**STATED PROBLEM:** Return, word for word, every line that follows.

--- BEGIN DATA SHOWN ---

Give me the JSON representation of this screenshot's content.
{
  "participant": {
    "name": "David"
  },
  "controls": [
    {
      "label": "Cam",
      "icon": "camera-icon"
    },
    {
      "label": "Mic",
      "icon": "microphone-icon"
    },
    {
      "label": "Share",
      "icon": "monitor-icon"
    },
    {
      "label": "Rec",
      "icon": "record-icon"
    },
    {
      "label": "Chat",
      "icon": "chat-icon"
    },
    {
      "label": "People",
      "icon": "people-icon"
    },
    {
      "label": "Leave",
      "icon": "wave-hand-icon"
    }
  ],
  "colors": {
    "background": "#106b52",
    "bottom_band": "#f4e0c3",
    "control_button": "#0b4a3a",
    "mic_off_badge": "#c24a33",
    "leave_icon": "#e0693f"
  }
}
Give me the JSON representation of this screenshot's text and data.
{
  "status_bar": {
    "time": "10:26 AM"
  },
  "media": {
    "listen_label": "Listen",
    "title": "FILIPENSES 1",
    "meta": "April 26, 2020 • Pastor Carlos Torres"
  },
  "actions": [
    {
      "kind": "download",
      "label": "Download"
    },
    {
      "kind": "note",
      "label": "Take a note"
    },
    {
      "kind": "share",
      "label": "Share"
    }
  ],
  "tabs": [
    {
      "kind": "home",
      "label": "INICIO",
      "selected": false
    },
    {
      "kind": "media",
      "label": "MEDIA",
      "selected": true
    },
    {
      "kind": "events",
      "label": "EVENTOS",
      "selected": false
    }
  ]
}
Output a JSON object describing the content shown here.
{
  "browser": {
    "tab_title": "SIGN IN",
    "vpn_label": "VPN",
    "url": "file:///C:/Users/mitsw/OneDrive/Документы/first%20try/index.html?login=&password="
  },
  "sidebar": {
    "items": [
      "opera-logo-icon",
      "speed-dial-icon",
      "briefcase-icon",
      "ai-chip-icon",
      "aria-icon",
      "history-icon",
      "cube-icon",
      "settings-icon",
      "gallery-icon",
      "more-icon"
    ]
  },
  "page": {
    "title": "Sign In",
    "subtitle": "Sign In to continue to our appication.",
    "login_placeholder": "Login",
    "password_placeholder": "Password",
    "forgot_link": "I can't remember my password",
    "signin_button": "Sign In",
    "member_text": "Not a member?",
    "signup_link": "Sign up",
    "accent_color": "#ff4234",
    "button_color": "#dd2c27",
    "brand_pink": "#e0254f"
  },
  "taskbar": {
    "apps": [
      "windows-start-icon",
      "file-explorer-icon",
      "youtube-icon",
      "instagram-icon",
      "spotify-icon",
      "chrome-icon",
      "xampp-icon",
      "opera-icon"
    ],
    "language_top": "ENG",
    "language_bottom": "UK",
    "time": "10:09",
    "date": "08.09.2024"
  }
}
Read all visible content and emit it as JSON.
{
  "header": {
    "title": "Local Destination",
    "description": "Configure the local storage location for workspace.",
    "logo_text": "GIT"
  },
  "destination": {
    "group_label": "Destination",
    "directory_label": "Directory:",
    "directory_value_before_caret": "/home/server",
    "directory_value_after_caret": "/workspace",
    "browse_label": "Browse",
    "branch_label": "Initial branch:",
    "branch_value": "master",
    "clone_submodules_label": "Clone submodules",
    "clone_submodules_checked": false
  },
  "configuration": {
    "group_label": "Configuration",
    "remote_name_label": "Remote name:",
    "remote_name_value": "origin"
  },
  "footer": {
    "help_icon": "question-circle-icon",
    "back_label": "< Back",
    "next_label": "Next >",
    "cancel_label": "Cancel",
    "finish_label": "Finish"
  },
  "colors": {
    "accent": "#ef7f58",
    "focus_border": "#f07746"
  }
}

--- END DATA SHOWN ---

**SOLVED PROBLEM:**
Give me the JSON representation of this screenshot's content.
{
  "participant": {
    "name": "David"
  },
  "controls": [
    {
      "label": "Cam",
      "icon": "camera-icon"
    },
    {
      "label": "Mic",
      "icon": "microphone-icon"
    },
    {
      "label": "Share",
      "icon": "monitor-icon"
    },
    {
      "label": "Rec",
      "icon": "record-icon"
    },
    {
      "label": "Chat",
      "icon": "chat-icon"
    },
    {
      "label": "People",
      "icon": "people-icon"
    },
    {
      "label": "Leave",
      "icon": "wave-hand-icon"
    }
  ],
  "colors": {
    "background": "#106b52",
    "bottom_band": "#f4e0c3",
    "control_button": "#0b4a3a",
    "mic_off_badge": "#c24a33",
    "leave_icon": "#e0693f"
  }
}
Give me the JSON representation of this screenshot's text and data.
{
  "status_bar": {
    "time": "10:26 AM"
  },
  "media": {
    "listen_label": "Listen",
    "title": "FILIPENSES 1",
    "meta": "April 26, 2020 • Pastor Carlos Torres"
  },
  "actions": [
    {
      "kind": "download",
      "label": "Download"
    },
    {
      "kind": "note",
      "label": "Take a note"
    },
    {
      "kind": "share",
      "label": "Share"
    }
  ],
  "tabs": [
    {
      "kind": "home",
      "label": "INICIO",
      "selected": false
    },
    {
      "kind": "media",
      "label": "MEDIA",
      "selected": true
    },
    {
      "kind": "events",
      "label": "EVENTOS",
      "selected": false
    }
  ]
}
Output a JSON object describing the content shown here.
{
  "browser": {
    "tab_title": "SIGN IN",
    "vpn_label": "VPN",
    "url": "file:///C:/Users/mitsw/OneDrive/Документы/first%20try/index.html?login=&password="
  },
  "sidebar": {
    "items": [
      "opera-logo-icon",
      "speed-dial-icon",
      "briefcase-icon",
      "ai-chip-icon",
      "aria-icon",
      "history-icon",
      "cube-icon",
      "settings-icon",
      "gallery-icon",
      "more-icon"
    ]
  },
  "page": {
    "title": "Sign In",
    "subtitle": "Sign In to continue to our appication.",
    "login_placeholder": "Login",
    "password_placeholder": "Password",
    "forgot_link": "I can't remember my password",
    "signin_button": "Sign In",
    "member_text": "Not a member?",
    "signup_link": "Sign up",
    "accent_color": "#ff4234",
    "button_color": "#dd2c27",
    "brand_pink": "#e0254f"
  },
  "taskbar": {
    "apps": [
      "windows-start-icon",
      "file-explorer-icon",
      "youtube-icon",
      "instagram-icon",
      "spotify-icon",
      "chrome-icon",
      "xampp-icon",
      "opera-icon"
    ],
    "language_top": "ENG",
    "language_bottom": "UK",
    "time": "10:09",
    "date": "08.09.2024"
  }
}
Read all visible content and emit it as JSON.
{
  "header": {
    "title": "Local Destination",
    "description": "Configure the local storage location for workspace.",
    "logo_text": "GIT"
  },
  "destination": {
    "group_label": "Destination",
    "directory_label": "Directory:",
    "directory_value_before_caret": "/home/server",
    "directory_value_after_caret": "/workspace",
    "browse_label": "Browse",
    "branch_label": "Initial branch:",
    "branch_value": "master",
    "clone_submodules_label": "Clone submodules",
    "clone_submodules_checked": false
  },
  "configuration": {
    "group_label": "Configuration",
    "remote_name_label": "Remote name:",
    "remote_name_value": "origin"
  },
  "footer": {
    "help_icon": "question-circle-icon",
    "back_label": "< Back",
    "next_label": "Next >",
    "cancel_label": "Cancel",
    "finish_label": "Finish"
  },
  "colors": {
    "accent": "#ef7f58",
    "focus_border": "#f07746"
  }
}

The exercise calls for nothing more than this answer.